**TASK STATEMENT**
Skip the pictures and extract all of the lines exactly as written.

**RECORDS SUPPLIED**

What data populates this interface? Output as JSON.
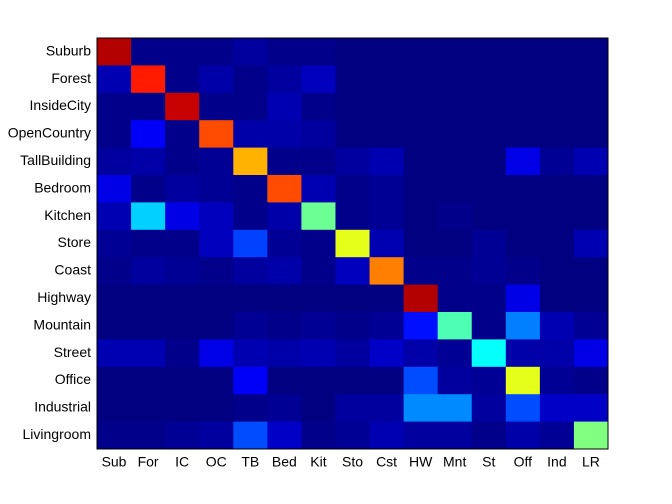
{
  "chart_data": {
    "type": "heatmap",
    "colormap": "jet",
    "clim": [
      0,
      1
    ],
    "y_categories": [
      "Suburb",
      "Forest",
      "InsideCity",
      "OpenCountry",
      "TallBuilding",
      "Bedroom",
      "Kitchen",
      "Store",
      "Coast",
      "Highway",
      "Mountain",
      "Street",
      "Office",
      "Industrial",
      "Livingroom"
    ],
    "x_categories": [
      "Sub",
      "For",
      "IC",
      "OC",
      "TB",
      "Bed",
      "Kit",
      "Sto",
      "Cst",
      "HW",
      "Mnt",
      "St",
      "Off",
      "Ind",
      "LR"
    ],
    "z": [
      [
        0.95,
        0.01,
        0.01,
        0.01,
        0.03,
        0.01,
        0.01,
        0,
        0,
        0,
        0,
        0,
        0,
        0,
        0
      ],
      [
        0.05,
        0.85,
        0.01,
        0.04,
        0.01,
        0.03,
        0.06,
        0,
        0,
        0,
        0,
        0,
        0,
        0,
        0
      ],
      [
        0.01,
        0.01,
        0.93,
        0.01,
        0.01,
        0.05,
        0.01,
        0,
        0,
        0,
        0,
        0,
        0,
        0,
        0
      ],
      [
        0.01,
        0.12,
        0.01,
        0.8,
        0.04,
        0.04,
        0.03,
        0,
        0,
        0,
        0,
        0,
        0,
        0,
        0
      ],
      [
        0.03,
        0.04,
        0.01,
        0.02,
        0.7,
        0.01,
        0.01,
        0.03,
        0.05,
        0,
        0,
        0,
        0.1,
        0.02,
        0.05
      ],
      [
        0.1,
        0.01,
        0.03,
        0.02,
        0.01,
        0.8,
        0.05,
        0.01,
        0.02,
        0,
        0,
        0,
        0,
        0,
        0
      ],
      [
        0.05,
        0.33,
        0.1,
        0.06,
        0.01,
        0.04,
        0.48,
        0.01,
        0.02,
        0,
        0.01,
        0,
        0,
        0,
        0
      ],
      [
        0.02,
        0.01,
        0.01,
        0.06,
        0.19,
        0.02,
        0.01,
        0.6,
        0.05,
        0,
        0,
        0.02,
        0,
        0,
        0.05
      ],
      [
        0.01,
        0.03,
        0.02,
        0.01,
        0.03,
        0.04,
        0.01,
        0.06,
        0.75,
        0.01,
        0.01,
        0.02,
        0.01,
        0,
        0
      ],
      [
        0,
        0,
        0,
        0,
        0,
        0,
        0,
        0,
        0,
        0.95,
        0.01,
        0.01,
        0.1,
        0,
        0
      ],
      [
        0,
        0,
        0,
        0,
        0.02,
        0.01,
        0.02,
        0.01,
        0.02,
        0.14,
        0.45,
        0.01,
        0.25,
        0.05,
        0.02
      ],
      [
        0.05,
        0.05,
        0.01,
        0.1,
        0.05,
        0.04,
        0.05,
        0.03,
        0.07,
        0.04,
        0.02,
        0.38,
        0.04,
        0.04,
        0.1
      ],
      [
        0,
        0,
        0,
        0,
        0.12,
        0,
        0,
        0,
        0,
        0.2,
        0.03,
        0.02,
        0.6,
        0.02,
        0.01
      ],
      [
        0,
        0,
        0,
        0,
        0.01,
        0.02,
        0,
        0.03,
        0.03,
        0.26,
        0.26,
        0.03,
        0.2,
        0.07,
        0.07
      ],
      [
        0.01,
        0.01,
        0.02,
        0.03,
        0.2,
        0.07,
        0.01,
        0.02,
        0.05,
        0.03,
        0.03,
        0.01,
        0.04,
        0.02,
        0.5
      ]
    ]
  }
}
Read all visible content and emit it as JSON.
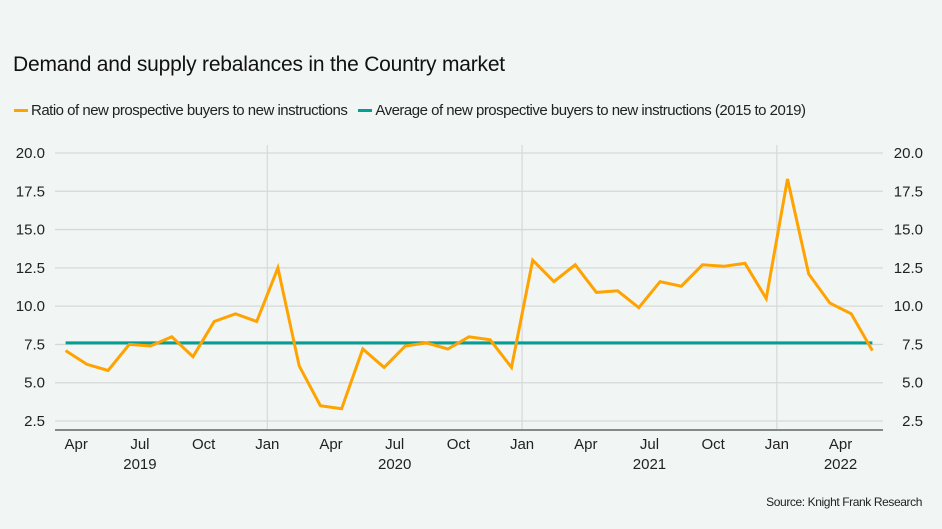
{
  "colors": {
    "background": "#f1f5f4",
    "ratio_series": "#ffa300",
    "average_series": "#00a096",
    "grid": "#d6d9d8",
    "axis": "#888888"
  },
  "chart_data": {
    "type": "line",
    "title": "Demand and supply rebalances in the Country market",
    "source": "Source: Knight Frank Research",
    "xlabel": "",
    "ylabel": "",
    "ylim": [
      2.5,
      20.0
    ],
    "y_ticks": [
      "20.0",
      "17.5",
      "15.0",
      "12.5",
      "10.0",
      "7.5",
      "5.0",
      "2.5"
    ],
    "y_tick_values": [
      20.0,
      17.5,
      15.0,
      12.5,
      10.0,
      7.5,
      5.0,
      2.5
    ],
    "y_axis_both_sides": true,
    "grid": true,
    "legend_position": "top-left",
    "x_start": "2019-03",
    "x_end": "2022-05",
    "x_tick_labels": [
      {
        "month": "Apr",
        "index": 1
      },
      {
        "month": "Jul",
        "index": 4
      },
      {
        "month": "Oct",
        "index": 7
      },
      {
        "month": "Jan",
        "index": 10
      },
      {
        "month": "Apr",
        "index": 13
      },
      {
        "month": "Jul",
        "index": 16
      },
      {
        "month": "Oct",
        "index": 19
      },
      {
        "month": "Jan",
        "index": 22
      },
      {
        "month": "Apr",
        "index": 25
      },
      {
        "month": "Jul",
        "index": 28
      },
      {
        "month": "Oct",
        "index": 31
      },
      {
        "month": "Jan",
        "index": 34
      },
      {
        "month": "Apr",
        "index": 37
      }
    ],
    "year_labels": [
      {
        "year": "2019",
        "index": 4
      },
      {
        "year": "2020",
        "index": 16
      },
      {
        "year": "2021",
        "index": 28
      },
      {
        "year": "2022",
        "index": 37
      }
    ],
    "year_boundaries": [
      10,
      22,
      34
    ],
    "x": [
      "Mar 2019",
      "Apr 2019",
      "May 2019",
      "Jun 2019",
      "Jul 2019",
      "Aug 2019",
      "Sep 2019",
      "Oct 2019",
      "Nov 2019",
      "Dec 2019",
      "Jan 2020",
      "Feb 2020",
      "Mar 2020",
      "Apr 2020",
      "May 2020",
      "Jun 2020",
      "Jul 2020",
      "Aug 2020",
      "Sep 2020",
      "Oct 2020",
      "Nov 2020",
      "Dec 2020",
      "Jan 2021",
      "Feb 2021",
      "Mar 2021",
      "Apr 2021",
      "May 2021",
      "Jun 2021",
      "Jul 2021",
      "Aug 2021",
      "Sep 2021",
      "Oct 2021",
      "Nov 2021",
      "Dec 2021",
      "Jan 2022",
      "Feb 2022",
      "Mar 2022",
      "Apr 2022",
      "May 2022"
    ],
    "series": [
      {
        "name": "Ratio of new prospective buyers to new instructions",
        "color": "#ffa300",
        "values": [
          7.1,
          6.2,
          5.8,
          7.5,
          7.4,
          8.0,
          6.7,
          9.0,
          9.5,
          9.0,
          12.5,
          6.1,
          3.5,
          3.3,
          7.2,
          6.0,
          7.4,
          7.6,
          7.2,
          8.0,
          7.8,
          6.0,
          13.0,
          11.6,
          12.7,
          10.9,
          11.0,
          9.9,
          11.6,
          11.3,
          12.7,
          12.6,
          12.8,
          10.5,
          18.3,
          12.1,
          10.2,
          9.5,
          7.1
        ]
      },
      {
        "name": "Average of new prospective buyers to new instructions (2015 to 2019)",
        "color": "#00a096",
        "values": [
          7.6,
          7.6,
          7.6,
          7.6,
          7.6,
          7.6,
          7.6,
          7.6,
          7.6,
          7.6,
          7.6,
          7.6,
          7.6,
          7.6,
          7.6,
          7.6,
          7.6,
          7.6,
          7.6,
          7.6,
          7.6,
          7.6,
          7.6,
          7.6,
          7.6,
          7.6,
          7.6,
          7.6,
          7.6,
          7.6,
          7.6,
          7.6,
          7.6,
          7.6,
          7.6,
          7.6,
          7.6,
          7.6,
          7.6
        ]
      }
    ]
  }
}
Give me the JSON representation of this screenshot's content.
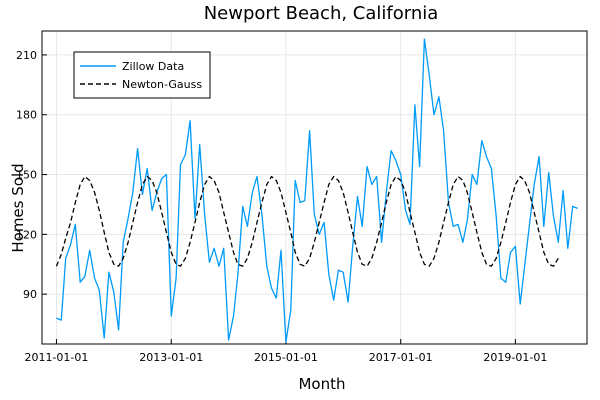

**SOLUTION TO THE EXERCISE**
What data populates this interface? Output as JSON.
{
  "chart_data": {
    "type": "heatmap",
    "colormap": "jet",
    "clim": [
      0,
      1
    ],
    "y_categories": [
      "Suburb",
      "Forest",
      "InsideCity",
      "OpenCountry",
      "TallBuilding",
      "Bedroom",
      "Kitchen",
      "Store",
      "Coast",
      "Highway",
      "Mountain",
      "Street",
      "Office",
      "Industrial",
      "Livingroom"
    ],
    "x_categories": [
      "Sub",
      "For",
      "IC",
      "OC",
      "TB",
      "Bed",
      "Kit",
      "Sto",
      "Cst",
      "HW",
      "Mnt",
      "St",
      "Off",
      "Ind",
      "LR"
    ],
    "z": [
      [
        0.95,
        0.01,
        0.01,
        0.01,
        0.03,
        0.01,
        0.01,
        0,
        0,
        0,
        0,
        0,
        0,
        0,
        0
      ],
      [
        0.05,
        0.85,
        0.01,
        0.04,
        0.01,
        0.03,
        0.06,
        0,
        0,
        0,
        0,
        0,
        0,
        0,
        0
      ],
      [
        0.01,
        0.01,
        0.93,
        0.01,
        0.01,
        0.05,
        0.01,
        0,
        0,
        0,
        0,
        0,
        0,
        0,
        0
      ],
      [
        0.01,
        0.12,
        0.01,
        0.8,
        0.04,
        0.04,
        0.03,
        0,
        0,
        0,
        0,
        0,
        0,
        0,
        0
      ],
      [
        0.03,
        0.04,
        0.01,
        0.02,
        0.7,
        0.01,
        0.01,
        0.03,
        0.05,
        0,
        0,
        0,
        0.1,
        0.02,
        0.05
      ],
      [
        0.1,
        0.01,
        0.03,
        0.02,
        0.01,
        0.8,
        0.05,
        0.01,
        0.02,
        0,
        0,
        0,
        0,
        0,
        0
      ],
      [
        0.05,
        0.33,
        0.1,
        0.06,
        0.01,
        0.04,
        0.48,
        0.01,
        0.02,
        0,
        0.01,
        0,
        0,
        0,
        0
      ],
      [
        0.02,
        0.01,
        0.01,
        0.06,
        0.19,
        0.02,
        0.01,
        0.6,
        0.05,
        0,
        0,
        0.02,
        0,
        0,
        0.05
      ],
      [
        0.01,
        0.03,
        0.02,
        0.01,
        0.03,
        0.04,
        0.01,
        0.06,
        0.75,
        0.01,
        0.01,
        0.02,
        0.01,
        0,
        0
      ],
      [
        0,
        0,
        0,
        0,
        0,
        0,
        0,
        0,
        0,
        0.95,
        0.01,
        0.01,
        0.1,
        0,
        0
      ],
      [
        0,
        0,
        0,
        0,
        0.02,
        0.01,
        0.02,
        0.01,
        0.02,
        0.14,
        0.45,
        0.01,
        0.25,
        0.05,
        0.02
      ],
      [
        0.05,
        0.05,
        0.01,
        0.1,
        0.05,
        0.04,
        0.05,
        0.03,
        0.07,
        0.04,
        0.02,
        0.38,
        0.04,
        0.04,
        0.1
      ],
      [
        0,
        0,
        0,
        0,
        0.12,
        0,
        0,
        0,
        0,
        0.2,
        0.03,
        0.02,
        0.6,
        0.02,
        0.01
      ],
      [
        0,
        0,
        0,
        0,
        0.01,
        0.02,
        0,
        0.03,
        0.03,
        0.26,
        0.26,
        0.03,
        0.2,
        0.07,
        0.07
      ],
      [
        0.01,
        0.01,
        0.02,
        0.03,
        0.2,
        0.07,
        0.01,
        0.02,
        0.05,
        0.03,
        0.03,
        0.01,
        0.04,
        0.02,
        0.5
      ]
    ]
  }
}
Read all visible content and emit it as JSON.
{
  "colors": {
    "background": "#f1f5f4",
    "ratio_series": "#ffa300",
    "average_series": "#00a096",
    "grid": "#d6d9d8",
    "axis": "#888888"
  },
  "chart_data": {
    "type": "line",
    "title": "Demand and supply rebalances in the Country market",
    "source": "Source: Knight Frank Research",
    "xlabel": "",
    "ylabel": "",
    "ylim": [
      2.5,
      20.0
    ],
    "y_ticks": [
      "20.0",
      "17.5",
      "15.0",
      "12.5",
      "10.0",
      "7.5",
      "5.0",
      "2.5"
    ],
    "y_tick_values": [
      20.0,
      17.5,
      15.0,
      12.5,
      10.0,
      7.5,
      5.0,
      2.5
    ],
    "y_axis_both_sides": true,
    "grid": true,
    "legend_position": "top-left",
    "x_start": "2019-03",
    "x_end": "2022-05",
    "x_tick_labels": [
      {
        "month": "Apr",
        "index": 1
      },
      {
        "month": "Jul",
        "index": 4
      },
      {
        "month": "Oct",
        "index": 7
      },
      {
        "month": "Jan",
        "index": 10
      },
      {
        "month": "Apr",
        "index": 13
      },
      {
        "month": "Jul",
        "index": 16
      },
      {
        "month": "Oct",
        "index": 19
      },
      {
        "month": "Jan",
        "index": 22
      },
      {
        "month": "Apr",
        "index": 25
      },
      {
        "month": "Jul",
        "index": 28
      },
      {
        "month": "Oct",
        "index": 31
      },
      {
        "month": "Jan",
        "index": 34
      },
      {
        "month": "Apr",
        "index": 37
      }
    ],
    "year_labels": [
      {
        "year": "2019",
        "index": 4
      },
      {
        "year": "2020",
        "index": 16
      },
      {
        "year": "2021",
        "index": 28
      },
      {
        "year": "2022",
        "index": 37
      }
    ],
    "year_boundaries": [
      10,
      22,
      34
    ],
    "x": [
      "Mar 2019",
      "Apr 2019",
      "May 2019",
      "Jun 2019",
      "Jul 2019",
      "Aug 2019",
      "Sep 2019",
      "Oct 2019",
      "Nov 2019",
      "Dec 2019",
      "Jan 2020",
      "Feb 2020",
      "Mar 2020",
      "Apr 2020",
      "May 2020",
      "Jun 2020",
      "Jul 2020",
      "Aug 2020",
      "Sep 2020",
      "Oct 2020",
      "Nov 2020",
      "Dec 2020",
      "Jan 2021",
      "Feb 2021",
      "Mar 2021",
      "Apr 2021",
      "May 2021",
      "Jun 2021",
      "Jul 2021",
      "Aug 2021",
      "Sep 2021",
      "Oct 2021",
      "Nov 2021",
      "Dec 2021",
      "Jan 2022",
      "Feb 2022",
      "Mar 2022",
      "Apr 2022",
      "May 2022"
    ],
    "series": [
      {
        "name": "Ratio of new prospective buyers to new instructions",
        "color": "#ffa300",
        "values": [
          7.1,
          6.2,
          5.8,
          7.5,
          7.4,
          8.0,
          6.7,
          9.0,
          9.5,
          9.0,
          12.5,
          6.1,
          3.5,
          3.3,
          7.2,
          6.0,
          7.4,
          7.6,
          7.2,
          8.0,
          7.8,
          6.0,
          13.0,
          11.6,
          12.7,
          10.9,
          11.0,
          9.9,
          11.6,
          11.3,
          12.7,
          12.6,
          12.8,
          10.5,
          18.3,
          12.1,
          10.2,
          9.5,
          7.1
        ]
      },
      {
        "name": "Average of new prospective buyers to new instructions (2015 to 2019)",
        "color": "#00a096",
        "values": [
          7.6,
          7.6,
          7.6,
          7.6,
          7.6,
          7.6,
          7.6,
          7.6,
          7.6,
          7.6,
          7.6,
          7.6,
          7.6,
          7.6,
          7.6,
          7.6,
          7.6,
          7.6,
          7.6,
          7.6,
          7.6,
          7.6,
          7.6,
          7.6,
          7.6,
          7.6,
          7.6,
          7.6,
          7.6,
          7.6,
          7.6,
          7.6,
          7.6,
          7.6,
          7.6,
          7.6,
          7.6,
          7.6,
          7.6
        ]
      }
    ]
  }
}
Give me the JSON representation of this screenshot's content.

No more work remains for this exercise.